------ DATA ROWS

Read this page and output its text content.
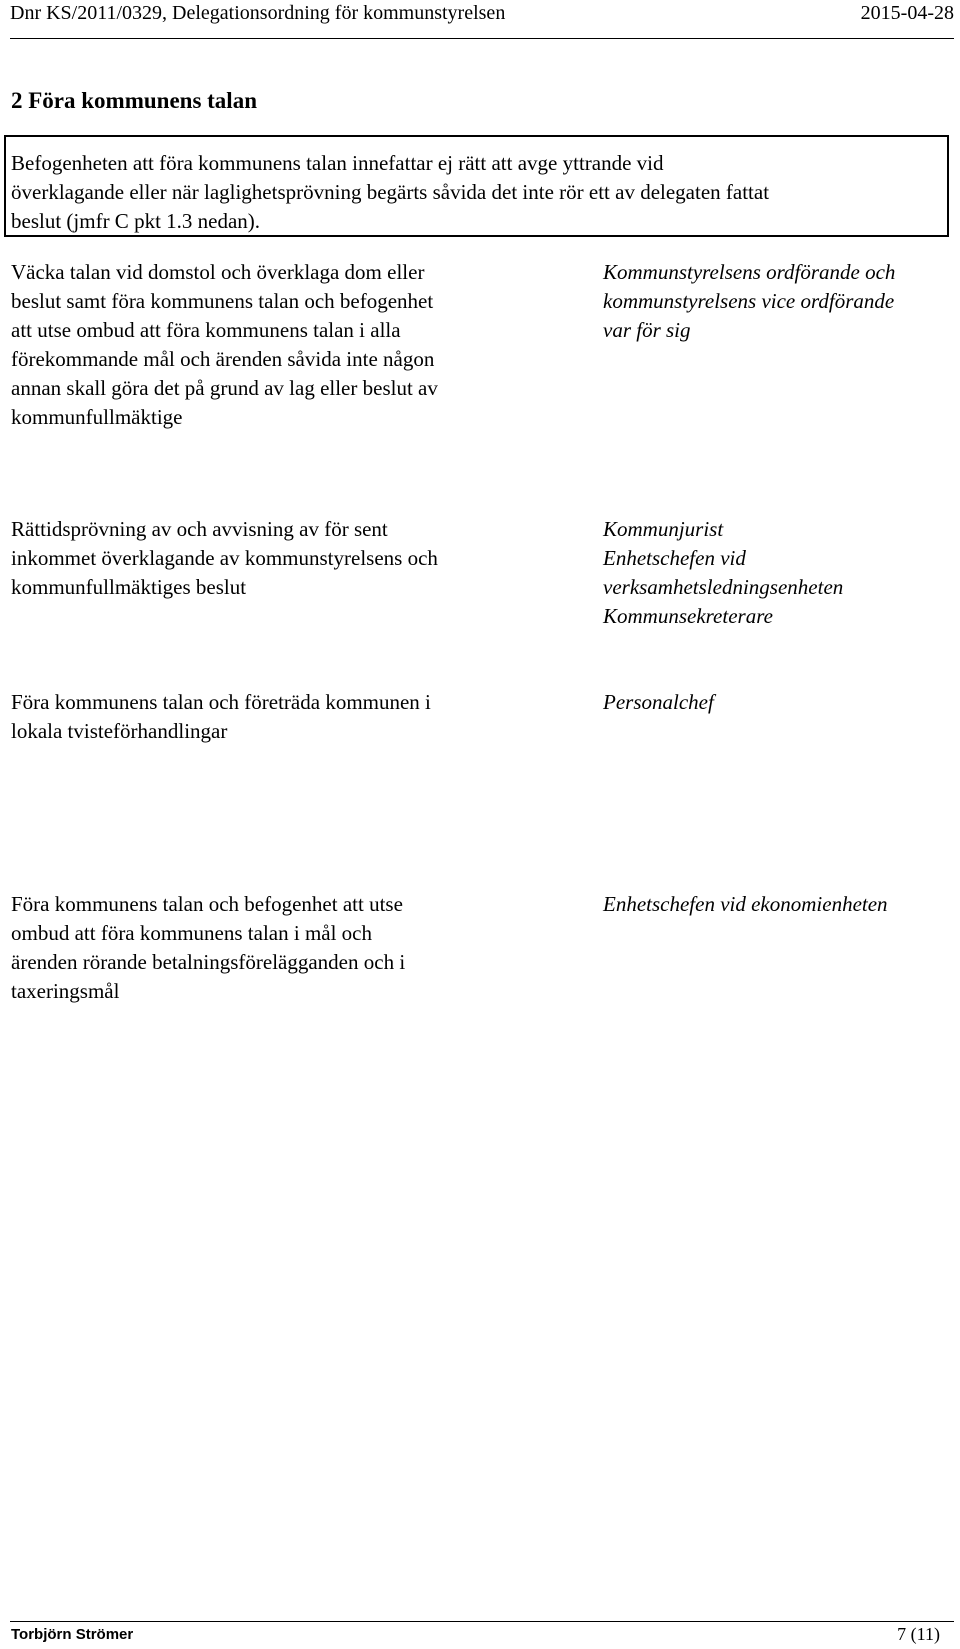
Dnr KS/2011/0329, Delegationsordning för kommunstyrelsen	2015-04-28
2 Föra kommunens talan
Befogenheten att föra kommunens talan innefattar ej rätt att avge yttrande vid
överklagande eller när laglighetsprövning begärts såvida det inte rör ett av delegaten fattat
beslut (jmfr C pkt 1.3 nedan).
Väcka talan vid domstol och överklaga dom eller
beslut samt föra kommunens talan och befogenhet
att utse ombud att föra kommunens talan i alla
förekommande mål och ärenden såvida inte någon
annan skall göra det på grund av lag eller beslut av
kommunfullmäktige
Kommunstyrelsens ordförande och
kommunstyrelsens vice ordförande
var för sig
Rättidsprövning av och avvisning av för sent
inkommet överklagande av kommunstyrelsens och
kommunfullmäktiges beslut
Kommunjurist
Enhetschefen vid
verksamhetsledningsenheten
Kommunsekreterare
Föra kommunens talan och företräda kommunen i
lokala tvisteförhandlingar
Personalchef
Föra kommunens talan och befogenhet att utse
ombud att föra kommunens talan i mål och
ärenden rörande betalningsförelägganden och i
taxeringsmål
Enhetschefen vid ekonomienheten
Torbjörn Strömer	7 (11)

------------
------ DATA ROWS

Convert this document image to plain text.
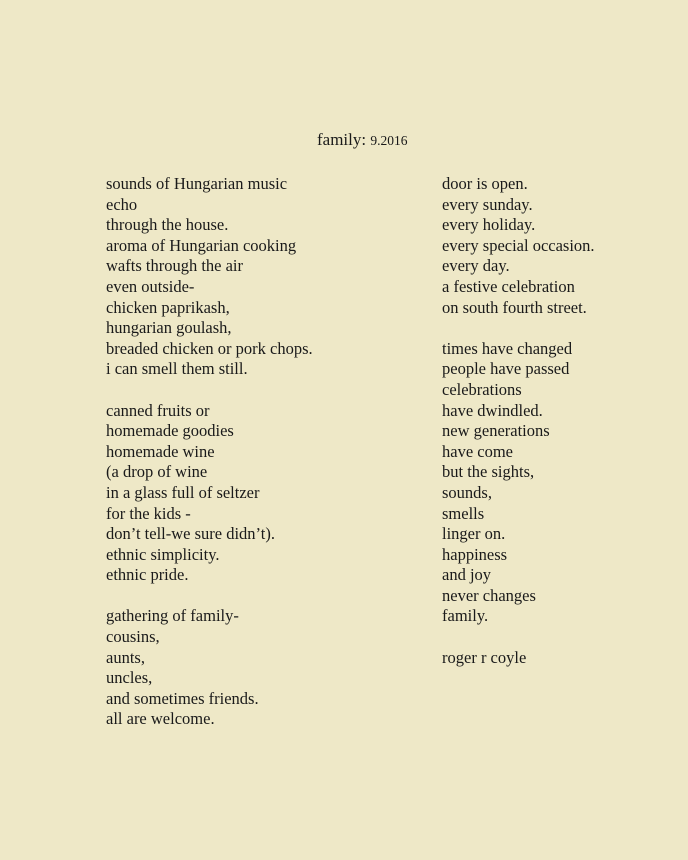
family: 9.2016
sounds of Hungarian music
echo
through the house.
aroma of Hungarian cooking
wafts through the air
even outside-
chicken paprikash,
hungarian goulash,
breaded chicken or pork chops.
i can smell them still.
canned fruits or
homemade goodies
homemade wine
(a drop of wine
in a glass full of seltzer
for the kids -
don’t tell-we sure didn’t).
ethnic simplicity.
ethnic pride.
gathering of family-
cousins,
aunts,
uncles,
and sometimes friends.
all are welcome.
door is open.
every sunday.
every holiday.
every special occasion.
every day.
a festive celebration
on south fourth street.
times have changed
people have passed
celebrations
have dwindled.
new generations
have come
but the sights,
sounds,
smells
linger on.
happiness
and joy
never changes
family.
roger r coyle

------------

§ **DIRECTIONS**:
Search the listing for the string "talan". Copy each line where it turns up.

§ **FINISHED TASK**:
2 Föra kommunens talan
Befogenheten att föra kommunens talan innefattar ej rätt att avge yttrande vid
Väcka talan vid domstol och överklaga dom eller
beslut samt föra kommunens talan och befogenhet
att utse ombud att föra kommunens talan i alla
Föra kommunens talan och företräda kommunen i
Föra kommunens talan och befogenhet att utse
ombud att föra kommunens talan i mål och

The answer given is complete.